GOAL >>
Repeat every line below exactly as it reads.

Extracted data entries
· · · ·

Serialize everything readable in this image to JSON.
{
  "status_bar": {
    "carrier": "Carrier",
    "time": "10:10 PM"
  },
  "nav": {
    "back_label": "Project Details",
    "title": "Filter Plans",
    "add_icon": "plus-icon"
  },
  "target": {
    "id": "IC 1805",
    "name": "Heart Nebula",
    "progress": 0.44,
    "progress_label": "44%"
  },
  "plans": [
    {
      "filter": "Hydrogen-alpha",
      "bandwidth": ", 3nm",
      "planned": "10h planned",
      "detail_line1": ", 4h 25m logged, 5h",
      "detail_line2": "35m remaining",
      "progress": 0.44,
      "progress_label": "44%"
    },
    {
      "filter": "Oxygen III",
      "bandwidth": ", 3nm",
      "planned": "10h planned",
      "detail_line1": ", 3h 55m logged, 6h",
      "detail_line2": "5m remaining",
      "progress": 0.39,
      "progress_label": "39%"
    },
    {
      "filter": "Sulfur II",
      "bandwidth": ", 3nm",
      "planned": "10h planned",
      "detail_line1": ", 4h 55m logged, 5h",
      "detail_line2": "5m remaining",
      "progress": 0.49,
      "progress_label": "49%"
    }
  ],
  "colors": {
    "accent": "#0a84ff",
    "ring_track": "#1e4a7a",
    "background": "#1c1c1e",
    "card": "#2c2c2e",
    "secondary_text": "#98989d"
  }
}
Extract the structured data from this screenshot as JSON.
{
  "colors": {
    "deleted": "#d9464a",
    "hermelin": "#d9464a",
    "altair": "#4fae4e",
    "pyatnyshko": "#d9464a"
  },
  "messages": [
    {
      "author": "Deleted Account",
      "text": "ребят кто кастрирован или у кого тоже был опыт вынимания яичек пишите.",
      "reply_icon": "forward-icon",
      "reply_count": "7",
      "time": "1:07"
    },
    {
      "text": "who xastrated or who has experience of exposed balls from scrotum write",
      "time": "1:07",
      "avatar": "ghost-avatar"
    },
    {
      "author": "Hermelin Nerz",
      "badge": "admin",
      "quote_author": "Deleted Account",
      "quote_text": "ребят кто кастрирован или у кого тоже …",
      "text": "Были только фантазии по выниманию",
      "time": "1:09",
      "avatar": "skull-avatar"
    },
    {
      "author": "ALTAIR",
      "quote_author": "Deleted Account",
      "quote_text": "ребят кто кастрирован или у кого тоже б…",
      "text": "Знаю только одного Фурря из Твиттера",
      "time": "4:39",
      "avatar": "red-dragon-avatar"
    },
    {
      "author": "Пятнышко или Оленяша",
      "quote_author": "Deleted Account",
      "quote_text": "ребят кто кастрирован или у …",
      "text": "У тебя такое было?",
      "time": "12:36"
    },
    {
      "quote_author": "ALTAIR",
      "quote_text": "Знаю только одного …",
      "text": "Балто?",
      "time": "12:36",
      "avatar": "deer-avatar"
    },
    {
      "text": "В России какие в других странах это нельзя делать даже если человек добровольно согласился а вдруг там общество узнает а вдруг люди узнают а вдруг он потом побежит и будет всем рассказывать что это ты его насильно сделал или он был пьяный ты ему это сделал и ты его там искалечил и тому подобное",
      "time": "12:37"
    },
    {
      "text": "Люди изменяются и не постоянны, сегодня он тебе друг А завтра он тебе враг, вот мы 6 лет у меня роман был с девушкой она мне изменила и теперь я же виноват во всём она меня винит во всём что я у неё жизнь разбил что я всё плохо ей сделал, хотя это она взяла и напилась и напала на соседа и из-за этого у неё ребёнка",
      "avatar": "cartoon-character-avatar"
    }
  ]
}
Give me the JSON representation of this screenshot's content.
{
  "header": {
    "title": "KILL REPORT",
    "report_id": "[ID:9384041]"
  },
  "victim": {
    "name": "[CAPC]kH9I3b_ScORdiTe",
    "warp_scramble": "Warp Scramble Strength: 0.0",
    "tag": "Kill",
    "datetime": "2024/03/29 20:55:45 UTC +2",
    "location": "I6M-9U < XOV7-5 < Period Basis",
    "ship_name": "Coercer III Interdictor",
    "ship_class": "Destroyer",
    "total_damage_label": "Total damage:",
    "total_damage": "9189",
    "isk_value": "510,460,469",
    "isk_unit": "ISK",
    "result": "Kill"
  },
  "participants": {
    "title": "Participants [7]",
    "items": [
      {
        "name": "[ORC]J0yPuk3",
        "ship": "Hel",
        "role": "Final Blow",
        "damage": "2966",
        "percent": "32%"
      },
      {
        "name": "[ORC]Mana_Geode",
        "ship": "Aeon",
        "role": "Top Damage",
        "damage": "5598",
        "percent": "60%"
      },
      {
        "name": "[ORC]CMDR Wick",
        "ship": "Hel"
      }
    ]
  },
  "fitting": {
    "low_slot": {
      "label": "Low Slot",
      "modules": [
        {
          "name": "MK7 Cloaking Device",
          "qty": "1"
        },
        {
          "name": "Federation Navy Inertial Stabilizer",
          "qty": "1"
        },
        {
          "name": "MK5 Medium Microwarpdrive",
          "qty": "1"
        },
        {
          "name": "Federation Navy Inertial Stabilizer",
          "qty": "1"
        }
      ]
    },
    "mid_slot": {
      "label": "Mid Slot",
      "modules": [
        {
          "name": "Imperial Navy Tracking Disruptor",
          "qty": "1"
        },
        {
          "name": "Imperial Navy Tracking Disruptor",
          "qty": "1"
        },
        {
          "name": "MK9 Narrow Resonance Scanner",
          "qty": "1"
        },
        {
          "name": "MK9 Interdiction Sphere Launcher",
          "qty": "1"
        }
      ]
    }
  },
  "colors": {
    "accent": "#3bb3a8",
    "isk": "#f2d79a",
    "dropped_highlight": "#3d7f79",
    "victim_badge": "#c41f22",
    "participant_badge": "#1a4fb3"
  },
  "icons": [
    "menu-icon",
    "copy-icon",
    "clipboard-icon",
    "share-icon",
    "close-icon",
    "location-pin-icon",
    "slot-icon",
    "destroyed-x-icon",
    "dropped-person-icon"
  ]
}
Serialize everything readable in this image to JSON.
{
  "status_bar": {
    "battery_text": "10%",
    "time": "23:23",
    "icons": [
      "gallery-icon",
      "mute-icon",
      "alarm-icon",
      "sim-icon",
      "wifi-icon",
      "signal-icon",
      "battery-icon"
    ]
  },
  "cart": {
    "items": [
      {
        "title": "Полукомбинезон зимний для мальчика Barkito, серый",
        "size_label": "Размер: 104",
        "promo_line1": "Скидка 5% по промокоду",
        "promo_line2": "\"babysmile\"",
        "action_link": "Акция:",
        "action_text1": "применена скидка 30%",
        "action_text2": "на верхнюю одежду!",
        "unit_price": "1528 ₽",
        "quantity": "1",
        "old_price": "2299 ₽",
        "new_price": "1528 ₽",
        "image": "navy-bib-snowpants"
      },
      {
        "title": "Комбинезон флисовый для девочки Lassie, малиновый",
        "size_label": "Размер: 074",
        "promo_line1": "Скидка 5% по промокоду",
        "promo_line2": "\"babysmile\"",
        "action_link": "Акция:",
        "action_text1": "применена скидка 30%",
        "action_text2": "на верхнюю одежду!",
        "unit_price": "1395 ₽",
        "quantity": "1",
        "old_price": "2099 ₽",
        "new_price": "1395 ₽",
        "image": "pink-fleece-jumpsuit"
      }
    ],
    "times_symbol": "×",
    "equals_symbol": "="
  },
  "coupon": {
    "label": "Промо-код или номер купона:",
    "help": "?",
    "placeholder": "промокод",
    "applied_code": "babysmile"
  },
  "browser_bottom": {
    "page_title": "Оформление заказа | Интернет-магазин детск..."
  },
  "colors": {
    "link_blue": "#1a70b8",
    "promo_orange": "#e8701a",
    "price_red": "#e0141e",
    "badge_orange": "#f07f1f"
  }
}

· · · ·

WRITTEN REPLY >>
Serialize everything readable in this image to JSON.
{
  "status_bar": {
    "carrier": "Carrier",
    "time": "10:10 PM"
  },
  "nav": {
    "back_label": "Project Details",
    "title": "Filter Plans",
    "add_icon": "plus-icon"
  },
  "target": {
    "id": "IC 1805",
    "name": "Heart Nebula",
    "progress": 0.44,
    "progress_label": "44%"
  },
  "plans": [
    {
      "filter": "Hydrogen-alpha",
      "bandwidth": ", 3nm",
      "planned": "10h planned",
      "detail_line1": ", 4h 25m logged, 5h",
      "detail_line2": "35m remaining",
      "progress": 0.44,
      "progress_label": "44%"
    },
    {
      "filter": "Oxygen III",
      "bandwidth": ", 3nm",
      "planned": "10h planned",
      "detail_line1": ", 3h 55m logged, 6h",
      "detail_line2": "5m remaining",
      "progress": 0.39,
      "progress_label": "39%"
    },
    {
      "filter": "Sulfur II",
      "bandwidth": ", 3nm",
      "planned": "10h planned",
      "detail_line1": ", 4h 55m logged, 5h",
      "detail_line2": "5m remaining",
      "progress": 0.49,
      "progress_label": "49%"
    }
  ],
  "colors": {
    "accent": "#0a84ff",
    "ring_track": "#1e4a7a",
    "background": "#1c1c1e",
    "card": "#2c2c2e",
    "secondary_text": "#98989d"
  }
}
Extract the structured data from this screenshot as JSON.
{
  "colors": {
    "deleted": "#d9464a",
    "hermelin": "#d9464a",
    "altair": "#4fae4e",
    "pyatnyshko": "#d9464a"
  },
  "messages": [
    {
      "author": "Deleted Account",
      "text": "ребят кто кастрирован или у кого тоже был опыт вынимания яичек пишите.",
      "reply_icon": "forward-icon",
      "reply_count": "7",
      "time": "1:07"
    },
    {
      "text": "who xastrated or who has experience of exposed balls from scrotum write",
      "time": "1:07",
      "avatar": "ghost-avatar"
    },
    {
      "author": "Hermelin Nerz",
      "badge": "admin",
      "quote_author": "Deleted Account",
      "quote_text": "ребят кто кастрирован или у кого тоже …",
      "text": "Были только фантазии по выниманию",
      "time": "1:09",
      "avatar": "skull-avatar"
    },
    {
      "author": "ALTAIR",
      "quote_author": "Deleted Account",
      "quote_text": "ребят кто кастрирован или у кого тоже б…",
      "text": "Знаю только одного Фурря из Твиттера",
      "time": "4:39",
      "avatar": "red-dragon-avatar"
    },
    {
      "author": "Пятнышко или Оленяша",
      "quote_author": "Deleted Account",
      "quote_text": "ребят кто кастрирован или у …",
      "text": "У тебя такое было?",
      "time": "12:36"
    },
    {
      "quote_author": "ALTAIR",
      "quote_text": "Знаю только одного …",
      "text": "Балто?",
      "time": "12:36",
      "avatar": "deer-avatar"
    },
    {
      "text": "В России какие в других странах это нельзя делать даже если человек добровольно согласился а вдруг там общество узнает а вдруг люди узнают а вдруг он потом побежит и будет всем рассказывать что это ты его насильно сделал или он был пьяный ты ему это сделал и ты его там искалечил и тому подобное",
      "time": "12:37"
    },
    {
      "text": "Люди изменяются и не постоянны, сегодня он тебе друг А завтра он тебе враг, вот мы 6 лет у меня роман был с девушкой она мне изменила и теперь я же виноват во всём она меня винит во всём что я у неё жизнь разбил что я всё плохо ей сделал, хотя это она взяла и напилась и напала на соседа и из-за этого у неё ребёнка",
      "avatar": "cartoon-character-avatar"
    }
  ]
}
Give me the JSON representation of this screenshot's content.
{
  "header": {
    "title": "KILL REPORT",
    "report_id": "[ID:9384041]"
  },
  "victim": {
    "name": "[CAPC]kH9I3b_ScORdiTe",
    "warp_scramble": "Warp Scramble Strength: 0.0",
    "tag": "Kill",
    "datetime": "2024/03/29 20:55:45 UTC +2",
    "location": "I6M-9U < XOV7-5 < Period Basis",
    "ship_name": "Coercer III Interdictor",
    "ship_class": "Destroyer",
    "total_damage_label": "Total damage:",
    "total_damage": "9189",
    "isk_value": "510,460,469",
    "isk_unit": "ISK",
    "result": "Kill"
  },
  "participants": {
    "title": "Participants [7]",
    "items": [
      {
        "name": "[ORC]J0yPuk3",
        "ship": "Hel",
        "role": "Final Blow",
        "damage": "2966",
        "percent": "32%"
      },
      {
        "name": "[ORC]Mana_Geode",
        "ship": "Aeon",
        "role": "Top Damage",
        "damage": "5598",
        "percent": "60%"
      },
      {
        "name": "[ORC]CMDR Wick",
        "ship": "Hel"
      }
    ]
  },
  "fitting": {
    "low_slot": {
      "label": "Low Slot",
      "modules": [
        {
          "name": "MK7 Cloaking Device",
          "qty": "1"
        },
        {
          "name": "Federation Navy Inertial Stabilizer",
          "qty": "1"
        },
        {
          "name": "MK5 Medium Microwarpdrive",
          "qty": "1"
        },
        {
          "name": "Federation Navy Inertial Stabilizer",
          "qty": "1"
        }
      ]
    },
    "mid_slot": {
      "label": "Mid Slot",
      "modules": [
        {
          "name": "Imperial Navy Tracking Disruptor",
          "qty": "1"
        },
        {
          "name": "Imperial Navy Tracking Disruptor",
          "qty": "1"
        },
        {
          "name": "MK9 Narrow Resonance Scanner",
          "qty": "1"
        },
        {
          "name": "MK9 Interdiction Sphere Launcher",
          "qty": "1"
        }
      ]
    }
  },
  "colors": {
    "accent": "#3bb3a8",
    "isk": "#f2d79a",
    "dropped_highlight": "#3d7f79",
    "victim_badge": "#c41f22",
    "participant_badge": "#1a4fb3"
  },
  "icons": [
    "menu-icon",
    "copy-icon",
    "clipboard-icon",
    "share-icon",
    "close-icon",
    "location-pin-icon",
    "slot-icon",
    "destroyed-x-icon",
    "dropped-person-icon"
  ]
}
Serialize everything readable in this image to JSON.
{
  "status_bar": {
    "battery_text": "10%",
    "time": "23:23",
    "icons": [
      "gallery-icon",
      "mute-icon",
      "alarm-icon",
      "sim-icon",
      "wifi-icon",
      "signal-icon",
      "battery-icon"
    ]
  },
  "cart": {
    "items": [
      {
        "title": "Полукомбинезон зимний для мальчика Barkito, серый",
        "size_label": "Размер: 104",
        "promo_line1": "Скидка 5% по промокоду",
        "promo_line2": "\"babysmile\"",
        "action_link": "Акция:",
        "action_text1": "применена скидка 30%",
        "action_text2": "на верхнюю одежду!",
        "unit_price": "1528 ₽",
        "quantity": "1",
        "old_price": "2299 ₽",
        "new_price": "1528 ₽",
        "image": "navy-bib-snowpants"
      },
      {
        "title": "Комбинезон флисовый для девочки Lassie, малиновый",
        "size_label": "Размер: 074",
        "promo_line1": "Скидка 5% по промокоду",
        "promo_line2": "\"babysmile\"",
        "action_link": "Акция:",
        "action_text1": "применена скидка 30%",
        "action_text2": "на верхнюю одежду!",
        "unit_price": "1395 ₽",
        "quantity": "1",
        "old_price": "2099 ₽",
        "new_price": "1395 ₽",
        "image": "pink-fleece-jumpsuit"
      }
    ],
    "times_symbol": "×",
    "equals_symbol": "="
  },
  "coupon": {
    "label": "Промо-код или номер купона:",
    "help": "?",
    "placeholder": "промокод",
    "applied_code": "babysmile"
  },
  "browser_bottom": {
    "page_title": "Оформление заказа | Интернет-магазин детск..."
  },
  "colors": {
    "link_blue": "#1a70b8",
    "promo_orange": "#e8701a",
    "price_red": "#e0141e",
    "badge_orange": "#f07f1f"
  }
}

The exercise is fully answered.